# start of EXERCISE MATERIALS

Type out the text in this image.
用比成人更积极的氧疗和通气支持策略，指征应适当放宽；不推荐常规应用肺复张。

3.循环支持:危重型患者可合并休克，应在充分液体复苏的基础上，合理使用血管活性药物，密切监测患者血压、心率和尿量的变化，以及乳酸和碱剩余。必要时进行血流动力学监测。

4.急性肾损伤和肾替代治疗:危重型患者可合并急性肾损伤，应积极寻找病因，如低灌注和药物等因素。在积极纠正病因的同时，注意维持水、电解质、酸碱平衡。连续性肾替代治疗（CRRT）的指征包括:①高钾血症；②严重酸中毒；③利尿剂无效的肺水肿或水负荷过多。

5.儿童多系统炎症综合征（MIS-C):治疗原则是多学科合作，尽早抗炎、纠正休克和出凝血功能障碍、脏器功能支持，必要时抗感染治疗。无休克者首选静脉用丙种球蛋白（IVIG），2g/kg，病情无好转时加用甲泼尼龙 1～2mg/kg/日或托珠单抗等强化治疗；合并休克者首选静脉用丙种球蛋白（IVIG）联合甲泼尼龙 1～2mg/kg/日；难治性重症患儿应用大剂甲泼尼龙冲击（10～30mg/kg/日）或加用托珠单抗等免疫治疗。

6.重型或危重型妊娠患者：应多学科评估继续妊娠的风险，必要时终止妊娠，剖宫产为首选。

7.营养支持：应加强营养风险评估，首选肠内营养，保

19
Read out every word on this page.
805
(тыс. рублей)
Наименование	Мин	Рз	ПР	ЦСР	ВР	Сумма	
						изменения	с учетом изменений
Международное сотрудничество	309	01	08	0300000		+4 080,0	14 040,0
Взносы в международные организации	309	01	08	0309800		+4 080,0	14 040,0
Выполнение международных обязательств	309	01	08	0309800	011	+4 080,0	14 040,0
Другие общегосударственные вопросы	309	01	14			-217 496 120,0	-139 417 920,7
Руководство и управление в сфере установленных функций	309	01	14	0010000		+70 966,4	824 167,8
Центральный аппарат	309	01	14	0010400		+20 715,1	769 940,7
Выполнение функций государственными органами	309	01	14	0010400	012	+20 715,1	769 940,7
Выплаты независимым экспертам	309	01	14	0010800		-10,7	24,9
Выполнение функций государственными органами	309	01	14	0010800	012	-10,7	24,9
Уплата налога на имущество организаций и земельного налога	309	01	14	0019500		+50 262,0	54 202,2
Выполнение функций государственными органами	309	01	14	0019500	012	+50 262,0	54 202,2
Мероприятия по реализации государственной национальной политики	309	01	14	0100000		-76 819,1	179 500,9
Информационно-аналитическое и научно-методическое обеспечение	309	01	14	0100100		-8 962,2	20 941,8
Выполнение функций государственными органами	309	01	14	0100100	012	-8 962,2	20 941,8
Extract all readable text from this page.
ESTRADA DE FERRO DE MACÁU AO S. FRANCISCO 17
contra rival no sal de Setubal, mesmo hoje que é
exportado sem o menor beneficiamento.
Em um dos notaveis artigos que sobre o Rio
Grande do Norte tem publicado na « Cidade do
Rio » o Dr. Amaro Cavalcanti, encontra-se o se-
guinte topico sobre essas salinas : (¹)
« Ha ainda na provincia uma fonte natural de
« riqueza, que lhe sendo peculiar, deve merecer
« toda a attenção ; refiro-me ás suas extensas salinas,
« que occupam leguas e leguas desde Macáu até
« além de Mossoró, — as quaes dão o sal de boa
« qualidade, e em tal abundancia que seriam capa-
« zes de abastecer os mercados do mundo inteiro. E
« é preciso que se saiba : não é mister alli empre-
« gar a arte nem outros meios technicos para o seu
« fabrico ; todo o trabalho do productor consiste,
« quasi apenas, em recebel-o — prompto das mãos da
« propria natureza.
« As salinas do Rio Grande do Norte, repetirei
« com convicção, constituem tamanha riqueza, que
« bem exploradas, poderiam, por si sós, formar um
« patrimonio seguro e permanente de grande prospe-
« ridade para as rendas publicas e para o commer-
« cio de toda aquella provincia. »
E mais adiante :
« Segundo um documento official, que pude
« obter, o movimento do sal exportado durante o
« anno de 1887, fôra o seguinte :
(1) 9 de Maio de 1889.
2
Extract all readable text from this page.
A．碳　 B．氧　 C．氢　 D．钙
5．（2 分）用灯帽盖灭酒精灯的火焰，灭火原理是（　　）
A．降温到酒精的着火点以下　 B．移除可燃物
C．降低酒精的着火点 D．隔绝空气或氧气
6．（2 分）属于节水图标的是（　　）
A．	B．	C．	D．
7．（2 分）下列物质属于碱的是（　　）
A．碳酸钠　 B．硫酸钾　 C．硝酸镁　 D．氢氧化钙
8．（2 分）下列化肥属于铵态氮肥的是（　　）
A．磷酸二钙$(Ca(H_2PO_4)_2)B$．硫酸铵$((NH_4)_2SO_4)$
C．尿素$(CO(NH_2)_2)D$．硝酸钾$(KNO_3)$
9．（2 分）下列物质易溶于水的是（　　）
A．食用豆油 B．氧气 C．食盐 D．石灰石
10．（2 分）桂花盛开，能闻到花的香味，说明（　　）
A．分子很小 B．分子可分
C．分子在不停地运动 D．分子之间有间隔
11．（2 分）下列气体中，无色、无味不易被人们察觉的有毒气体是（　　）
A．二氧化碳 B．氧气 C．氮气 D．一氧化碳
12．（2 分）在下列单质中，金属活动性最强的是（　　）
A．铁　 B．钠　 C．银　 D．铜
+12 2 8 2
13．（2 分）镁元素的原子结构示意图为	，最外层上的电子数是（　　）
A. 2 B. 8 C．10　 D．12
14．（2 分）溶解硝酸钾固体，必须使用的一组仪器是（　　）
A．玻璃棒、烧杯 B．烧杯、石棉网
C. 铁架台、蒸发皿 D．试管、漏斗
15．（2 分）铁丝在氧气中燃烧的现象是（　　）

# end of EXERCISE MATERIALS

• WHAT THIS TASK INVOLVES:
Write out every line from the records above, word for word.

• FULL ANSWER:
Type out the text in this image.
用比成人更积极的氧疗和通气支持策略，指征应适当放宽；不推荐常规应用肺复张。

3.循环支持:危重型患者可合并休克，应在充分液体复苏的基础上，合理使用血管活性药物，密切监测患者血压、心率和尿量的变化，以及乳酸和碱剩余。必要时进行血流动力学监测。

4.急性肾损伤和肾替代治疗:危重型患者可合并急性肾损伤，应积极寻找病因，如低灌注和药物等因素。在积极纠正病因的同时，注意维持水、电解质、酸碱平衡。连续性肾替代治疗（CRRT）的指征包括:①高钾血症；②严重酸中毒；③利尿剂无效的肺水肿或水负荷过多。

5.儿童多系统炎症综合征（MIS-C):治疗原则是多学科合作，尽早抗炎、纠正休克和出凝血功能障碍、脏器功能支持，必要时抗感染治疗。无休克者首选静脉用丙种球蛋白（IVIG），2g/kg，病情无好转时加用甲泼尼龙 1～2mg/kg/日或托珠单抗等强化治疗；合并休克者首选静脉用丙种球蛋白（IVIG）联合甲泼尼龙 1～2mg/kg/日；难治性重症患儿应用大剂甲泼尼龙冲击（10～30mg/kg/日）或加用托珠单抗等免疫治疗。

6.重型或危重型妊娠患者：应多学科评估继续妊娠的风险，必要时终止妊娠，剖宫产为首选。

7.营养支持：应加强营养风险评估，首选肠内营养，保

19
Read out every word on this page.
805
(тыс. рублей)
Наименование	Мин	Рз	ПР	ЦСР	ВР	Сумма	
						изменения	с учетом изменений
Международное сотрудничество	309	01	08	0300000		+4 080,0	14 040,0
Взносы в международные организации	309	01	08	0309800		+4 080,0	14 040,0
Выполнение международных обязательств	309	01	08	0309800	011	+4 080,0	14 040,0
Другие общегосударственные вопросы	309	01	14			-217 496 120,0	-139 417 920,7
Руководство и управление в сфере установленных функций	309	01	14	0010000		+70 966,4	824 167,8
Центральный аппарат	309	01	14	0010400		+20 715,1	769 940,7
Выполнение функций государственными органами	309	01	14	0010400	012	+20 715,1	769 940,7
Выплаты независимым экспертам	309	01	14	0010800		-10,7	24,9
Выполнение функций государственными органами	309	01	14	0010800	012	-10,7	24,9
Уплата налога на имущество организаций и земельного налога	309	01	14	0019500		+50 262,0	54 202,2
Выполнение функций государственными органами	309	01	14	0019500	012	+50 262,0	54 202,2
Мероприятия по реализации государственной национальной политики	309	01	14	0100000		-76 819,1	179 500,9
Информационно-аналитическое и научно-методическое обеспечение	309	01	14	0100100		-8 962,2	20 941,8
Выполнение функций государственными органами	309	01	14	0100100	012	-8 962,2	20 941,8
Extract all readable text from this page.
ESTRADA DE FERRO DE MACÁU AO S. FRANCISCO 17
contra rival no sal de Setubal, mesmo hoje que é
exportado sem o menor beneficiamento.
Em um dos notaveis artigos que sobre o Rio
Grande do Norte tem publicado na « Cidade do
Rio » o Dr. Amaro Cavalcanti, encontra-se o se-
guinte topico sobre essas salinas : (¹)
« Ha ainda na provincia uma fonte natural de
« riqueza, que lhe sendo peculiar, deve merecer
« toda a attenção ; refiro-me ás suas extensas salinas,
« que occupam leguas e leguas desde Macáu até
« além de Mossoró, — as quaes dão o sal de boa
« qualidade, e em tal abundancia que seriam capa-
« zes de abastecer os mercados do mundo inteiro. E
« é preciso que se saiba : não é mister alli empre-
« gar a arte nem outros meios technicos para o seu
« fabrico ; todo o trabalho do productor consiste,
« quasi apenas, em recebel-o — prompto das mãos da
« propria natureza.
« As salinas do Rio Grande do Norte, repetirei
« com convicção, constituem tamanha riqueza, que
« bem exploradas, poderiam, por si sós, formar um
« patrimonio seguro e permanente de grande prospe-
« ridade para as rendas publicas e para o commer-
« cio de toda aquella provincia. »
E mais adiante :
« Segundo um documento official, que pude
« obter, o movimento do sal exportado durante o
« anno de 1887, fôra o seguinte :
(1) 9 de Maio de 1889.
2
Extract all readable text from this page.
A．碳　 B．氧　 C．氢　 D．钙
5．（2 分）用灯帽盖灭酒精灯的火焰，灭火原理是（　　）
A．降温到酒精的着火点以下　 B．移除可燃物
C．降低酒精的着火点 D．隔绝空气或氧气
6．（2 分）属于节水图标的是（　　）
A．	B．	C．	D．
7．（2 分）下列物质属于碱的是（　　）
A．碳酸钠　 B．硫酸钾　 C．硝酸镁　 D．氢氧化钙
8．（2 分）下列化肥属于铵态氮肥的是（　　）
A．磷酸二钙$(Ca(H_2PO_4)_2)B$．硫酸铵$((NH_4)_2SO_4)$
C．尿素$(CO(NH_2)_2)D$．硝酸钾$(KNO_3)$
9．（2 分）下列物质易溶于水的是（　　）
A．食用豆油 B．氧气 C．食盐 D．石灰石
10．（2 分）桂花盛开，能闻到花的香味，说明（　　）
A．分子很小 B．分子可分
C．分子在不停地运动 D．分子之间有间隔
11．（2 分）下列气体中，无色、无味不易被人们察觉的有毒气体是（　　）
A．二氧化碳 B．氧气 C．氮气 D．一氧化碳
12．（2 分）在下列单质中，金属活动性最强的是（　　）
A．铁　 B．钠　 C．银　 D．铜
+12 2 8 2
13．（2 分）镁元素的原子结构示意图为	，最外层上的电子数是（　　）
A. 2 B. 8 C．10　 D．12
14．（2 分）溶解硝酸钾固体，必须使用的一组仪器是（　　）
A．玻璃棒、烧杯 B．烧杯、石棉网
C. 铁架台、蒸发皿 D．试管、漏斗
15．（2 分）铁丝在氧气中燃烧的现象是（　　）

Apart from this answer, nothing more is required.